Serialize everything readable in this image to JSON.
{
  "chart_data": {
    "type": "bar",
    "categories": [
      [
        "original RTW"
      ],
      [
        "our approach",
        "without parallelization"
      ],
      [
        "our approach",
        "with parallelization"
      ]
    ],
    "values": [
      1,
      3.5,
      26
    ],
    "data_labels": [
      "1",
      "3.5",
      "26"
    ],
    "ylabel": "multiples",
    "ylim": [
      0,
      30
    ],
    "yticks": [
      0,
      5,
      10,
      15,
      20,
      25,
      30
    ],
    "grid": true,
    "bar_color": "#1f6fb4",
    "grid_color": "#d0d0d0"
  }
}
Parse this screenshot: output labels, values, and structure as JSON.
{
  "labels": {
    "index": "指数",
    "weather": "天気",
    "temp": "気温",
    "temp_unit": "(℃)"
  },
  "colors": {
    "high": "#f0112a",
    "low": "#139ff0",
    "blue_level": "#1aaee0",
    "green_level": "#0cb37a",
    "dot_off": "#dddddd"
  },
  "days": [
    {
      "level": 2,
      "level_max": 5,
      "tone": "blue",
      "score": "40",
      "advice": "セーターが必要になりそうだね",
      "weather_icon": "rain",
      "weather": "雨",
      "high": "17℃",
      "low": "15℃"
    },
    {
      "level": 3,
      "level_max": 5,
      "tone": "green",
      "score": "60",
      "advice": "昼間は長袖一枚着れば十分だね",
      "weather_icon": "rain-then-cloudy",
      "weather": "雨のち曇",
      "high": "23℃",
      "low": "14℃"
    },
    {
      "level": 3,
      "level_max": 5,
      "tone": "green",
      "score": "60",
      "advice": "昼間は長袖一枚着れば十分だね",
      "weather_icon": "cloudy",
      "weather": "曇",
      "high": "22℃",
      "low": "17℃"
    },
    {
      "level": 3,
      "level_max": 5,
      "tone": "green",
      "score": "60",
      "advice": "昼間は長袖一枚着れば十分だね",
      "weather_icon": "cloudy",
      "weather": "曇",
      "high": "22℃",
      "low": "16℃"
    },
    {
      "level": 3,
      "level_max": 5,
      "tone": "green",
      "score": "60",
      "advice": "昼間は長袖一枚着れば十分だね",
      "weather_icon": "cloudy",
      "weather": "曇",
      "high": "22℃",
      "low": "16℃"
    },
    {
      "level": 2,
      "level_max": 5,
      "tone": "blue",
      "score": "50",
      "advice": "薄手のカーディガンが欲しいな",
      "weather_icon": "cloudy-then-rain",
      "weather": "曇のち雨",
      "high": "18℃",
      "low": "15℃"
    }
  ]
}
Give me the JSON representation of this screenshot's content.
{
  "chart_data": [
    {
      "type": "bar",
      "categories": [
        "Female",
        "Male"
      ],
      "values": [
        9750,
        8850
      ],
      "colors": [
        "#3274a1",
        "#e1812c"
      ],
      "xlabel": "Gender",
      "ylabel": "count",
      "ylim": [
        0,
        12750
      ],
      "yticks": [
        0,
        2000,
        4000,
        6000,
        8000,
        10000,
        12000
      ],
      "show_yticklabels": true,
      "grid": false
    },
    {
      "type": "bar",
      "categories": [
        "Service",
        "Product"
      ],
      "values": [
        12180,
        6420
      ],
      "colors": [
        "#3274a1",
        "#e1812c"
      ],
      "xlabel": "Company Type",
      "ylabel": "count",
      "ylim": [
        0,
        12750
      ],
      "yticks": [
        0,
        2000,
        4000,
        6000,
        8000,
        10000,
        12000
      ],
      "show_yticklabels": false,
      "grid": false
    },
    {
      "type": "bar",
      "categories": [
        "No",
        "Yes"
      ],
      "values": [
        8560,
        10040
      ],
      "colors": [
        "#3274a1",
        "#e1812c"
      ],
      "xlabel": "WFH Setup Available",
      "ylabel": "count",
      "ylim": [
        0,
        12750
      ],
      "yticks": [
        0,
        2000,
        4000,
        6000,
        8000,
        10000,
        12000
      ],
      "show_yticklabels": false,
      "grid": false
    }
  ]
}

━━━━━━━━━━

**WHAT YOU SHOULD DO**
Quote each line above in full, word for word.

**RESULT OF THIS EXERCISE**
Serialize everything readable in this image to JSON.
{
  "chart_data": {
    "type": "bar",
    "categories": [
      [
        "original RTW"
      ],
      [
        "our approach",
        "without parallelization"
      ],
      [
        "our approach",
        "with parallelization"
      ]
    ],
    "values": [
      1,
      3.5,
      26
    ],
    "data_labels": [
      "1",
      "3.5",
      "26"
    ],
    "ylabel": "multiples",
    "ylim": [
      0,
      30
    ],
    "yticks": [
      0,
      5,
      10,
      15,
      20,
      25,
      30
    ],
    "grid": true,
    "bar_color": "#1f6fb4",
    "grid_color": "#d0d0d0"
  }
}
Parse this screenshot: output labels, values, and structure as JSON.
{
  "labels": {
    "index": "指数",
    "weather": "天気",
    "temp": "気温",
    "temp_unit": "(℃)"
  },
  "colors": {
    "high": "#f0112a",
    "low": "#139ff0",
    "blue_level": "#1aaee0",
    "green_level": "#0cb37a",
    "dot_off": "#dddddd"
  },
  "days": [
    {
      "level": 2,
      "level_max": 5,
      "tone": "blue",
      "score": "40",
      "advice": "セーターが必要になりそうだね",
      "weather_icon": "rain",
      "weather": "雨",
      "high": "17℃",
      "low": "15℃"
    },
    {
      "level": 3,
      "level_max": 5,
      "tone": "green",
      "score": "60",
      "advice": "昼間は長袖一枚着れば十分だね",
      "weather_icon": "rain-then-cloudy",
      "weather": "雨のち曇",
      "high": "23℃",
      "low": "14℃"
    },
    {
      "level": 3,
      "level_max": 5,
      "tone": "green",
      "score": "60",
      "advice": "昼間は長袖一枚着れば十分だね",
      "weather_icon": "cloudy",
      "weather": "曇",
      "high": "22℃",
      "low": "17℃"
    },
    {
      "level": 3,
      "level_max": 5,
      "tone": "green",
      "score": "60",
      "advice": "昼間は長袖一枚着れば十分だね",
      "weather_icon": "cloudy",
      "weather": "曇",
      "high": "22℃",
      "low": "16℃"
    },
    {
      "level": 3,
      "level_max": 5,
      "tone": "green",
      "score": "60",
      "advice": "昼間は長袖一枚着れば十分だね",
      "weather_icon": "cloudy",
      "weather": "曇",
      "high": "22℃",
      "low": "16℃"
    },
    {
      "level": 2,
      "level_max": 5,
      "tone": "blue",
      "score": "50",
      "advice": "薄手のカーディガンが欲しいな",
      "weather_icon": "cloudy-then-rain",
      "weather": "曇のち雨",
      "high": "18℃",
      "low": "15℃"
    }
  ]
}
Give me the JSON representation of this screenshot's content.
{
  "chart_data": [
    {
      "type": "bar",
      "categories": [
        "Female",
        "Male"
      ],
      "values": [
        9750,
        8850
      ],
      "colors": [
        "#3274a1",
        "#e1812c"
      ],
      "xlabel": "Gender",
      "ylabel": "count",
      "ylim": [
        0,
        12750
      ],
      "yticks": [
        0,
        2000,
        4000,
        6000,
        8000,
        10000,
        12000
      ],
      "show_yticklabels": true,
      "grid": false
    },
    {
      "type": "bar",
      "categories": [
        "Service",
        "Product"
      ],
      "values": [
        12180,
        6420
      ],
      "colors": [
        "#3274a1",
        "#e1812c"
      ],
      "xlabel": "Company Type",
      "ylabel": "count",
      "ylim": [
        0,
        12750
      ],
      "yticks": [
        0,
        2000,
        4000,
        6000,
        8000,
        10000,
        12000
      ],
      "show_yticklabels": false,
      "grid": false
    },
    {
      "type": "bar",
      "categories": [
        "No",
        "Yes"
      ],
      "values": [
        8560,
        10040
      ],
      "colors": [
        "#3274a1",
        "#e1812c"
      ],
      "xlabel": "WFH Setup Available",
      "ylabel": "count",
      "ylim": [
        0,
        12750
      ],
      "yticks": [
        0,
        2000,
        4000,
        6000,
        8000,
        10000,
        12000
      ],
      "show_yticklabels": false,
      "grid": false
    }
  ]
}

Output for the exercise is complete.